Records from a data collection:
<<<<

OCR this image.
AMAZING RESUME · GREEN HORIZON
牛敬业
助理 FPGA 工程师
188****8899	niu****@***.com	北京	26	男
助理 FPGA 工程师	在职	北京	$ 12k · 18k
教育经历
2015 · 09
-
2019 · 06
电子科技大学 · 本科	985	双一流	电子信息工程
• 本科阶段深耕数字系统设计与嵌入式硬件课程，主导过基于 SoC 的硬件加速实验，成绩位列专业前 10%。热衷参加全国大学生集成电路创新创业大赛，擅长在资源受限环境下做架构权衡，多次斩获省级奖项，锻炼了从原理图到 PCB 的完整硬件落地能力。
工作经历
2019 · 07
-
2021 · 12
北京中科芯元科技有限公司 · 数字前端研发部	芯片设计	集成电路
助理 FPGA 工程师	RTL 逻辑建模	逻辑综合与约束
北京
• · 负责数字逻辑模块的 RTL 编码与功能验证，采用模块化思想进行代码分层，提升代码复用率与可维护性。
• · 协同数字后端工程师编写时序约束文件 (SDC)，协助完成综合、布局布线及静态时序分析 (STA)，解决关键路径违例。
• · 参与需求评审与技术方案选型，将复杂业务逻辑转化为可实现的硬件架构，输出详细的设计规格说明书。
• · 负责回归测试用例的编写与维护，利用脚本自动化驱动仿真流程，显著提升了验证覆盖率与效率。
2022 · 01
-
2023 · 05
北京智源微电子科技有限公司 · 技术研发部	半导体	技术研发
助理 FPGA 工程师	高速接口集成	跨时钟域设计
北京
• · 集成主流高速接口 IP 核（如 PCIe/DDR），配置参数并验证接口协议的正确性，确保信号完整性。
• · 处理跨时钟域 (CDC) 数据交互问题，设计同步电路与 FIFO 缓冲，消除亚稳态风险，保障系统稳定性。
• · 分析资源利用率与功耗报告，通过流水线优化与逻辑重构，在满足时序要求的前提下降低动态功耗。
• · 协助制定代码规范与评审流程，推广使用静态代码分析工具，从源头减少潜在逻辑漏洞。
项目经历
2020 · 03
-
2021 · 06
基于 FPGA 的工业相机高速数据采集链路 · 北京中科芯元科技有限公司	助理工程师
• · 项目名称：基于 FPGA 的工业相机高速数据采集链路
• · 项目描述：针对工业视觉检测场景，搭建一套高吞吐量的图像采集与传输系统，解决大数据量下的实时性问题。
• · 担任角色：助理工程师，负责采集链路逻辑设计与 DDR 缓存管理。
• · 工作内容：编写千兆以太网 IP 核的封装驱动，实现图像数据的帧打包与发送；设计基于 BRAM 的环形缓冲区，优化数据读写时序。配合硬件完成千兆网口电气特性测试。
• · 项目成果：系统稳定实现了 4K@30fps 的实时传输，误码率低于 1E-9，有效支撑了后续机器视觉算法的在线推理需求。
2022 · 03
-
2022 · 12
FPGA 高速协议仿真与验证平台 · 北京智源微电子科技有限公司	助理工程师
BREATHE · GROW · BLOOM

>>>>

All of the material above needs to be copied exactly.

OCR this image.
AMAZING RESUME · GREEN HORIZON
牛敬业
助理 FPGA 工程师
188****8899	niu****@***.com	北京	26	男
助理 FPGA 工程师	在职	北京	$ 12k · 18k
教育经历
2015 · 09
-
2019 · 06
电子科技大学 · 本科	985	双一流	电子信息工程
• 本科阶段深耕数字系统设计与嵌入式硬件课程，主导过基于 SoC 的硬件加速实验，成绩位列专业前 10%。热衷参加全国大学生集成电路创新创业大赛，擅长在资源受限环境下做架构权衡，多次斩获省级奖项，锻炼了从原理图到 PCB 的完整硬件落地能力。
工作经历
2019 · 07
-
2021 · 12
北京中科芯元科技有限公司 · 数字前端研发部	芯片设计	集成电路
助理 FPGA 工程师	RTL 逻辑建模	逻辑综合与约束
北京
• · 负责数字逻辑模块的 RTL 编码与功能验证，采用模块化思想进行代码分层，提升代码复用率与可维护性。
• · 协同数字后端工程师编写时序约束文件 (SDC)，协助完成综合、布局布线及静态时序分析 (STA)，解决关键路径违例。
• · 参与需求评审与技术方案选型，将复杂业务逻辑转化为可实现的硬件架构，输出详细的设计规格说明书。
• · 负责回归测试用例的编写与维护，利用脚本自动化驱动仿真流程，显著提升了验证覆盖率与效率。
2022 · 01
-
2023 · 05
北京智源微电子科技有限公司 · 技术研发部	半导体	技术研发
助理 FPGA 工程师	高速接口集成	跨时钟域设计
北京
• · 集成主流高速接口 IP 核（如 PCIe/DDR），配置参数并验证接口协议的正确性，确保信号完整性。
• · 处理跨时钟域 (CDC) 数据交互问题，设计同步电路与 FIFO 缓冲，消除亚稳态风险，保障系统稳定性。
• · 分析资源利用率与功耗报告，通过流水线优化与逻辑重构，在满足时序要求的前提下降低动态功耗。
• · 协助制定代码规范与评审流程，推广使用静态代码分析工具，从源头减少潜在逻辑漏洞。
项目经历
2020 · 03
-
2021 · 06
基于 FPGA 的工业相机高速数据采集链路 · 北京中科芯元科技有限公司	助理工程师
• · 项目名称：基于 FPGA 的工业相机高速数据采集链路
• · 项目描述：针对工业视觉检测场景，搭建一套高吞吐量的图像采集与传输系统，解决大数据量下的实时性问题。
• · 担任角色：助理工程师，负责采集链路逻辑设计与 DDR 缓存管理。
• · 工作内容：编写千兆以太网 IP 核的封装驱动，实现图像数据的帧打包与发送；设计基于 BRAM 的环形缓冲区，优化数据读写时序。配合硬件完成千兆网口电气特性测试。
• · 项目成果：系统稳定实现了 4K@30fps 的实时传输，误码率低于 1E-9，有效支撑了后续机器视觉算法的在线推理需求。
2022 · 03
-
2022 · 12
FPGA 高速协议仿真与验证平台 · 北京智源微电子科技有限公司	助理工程师
BREATHE · GROW · BLOOM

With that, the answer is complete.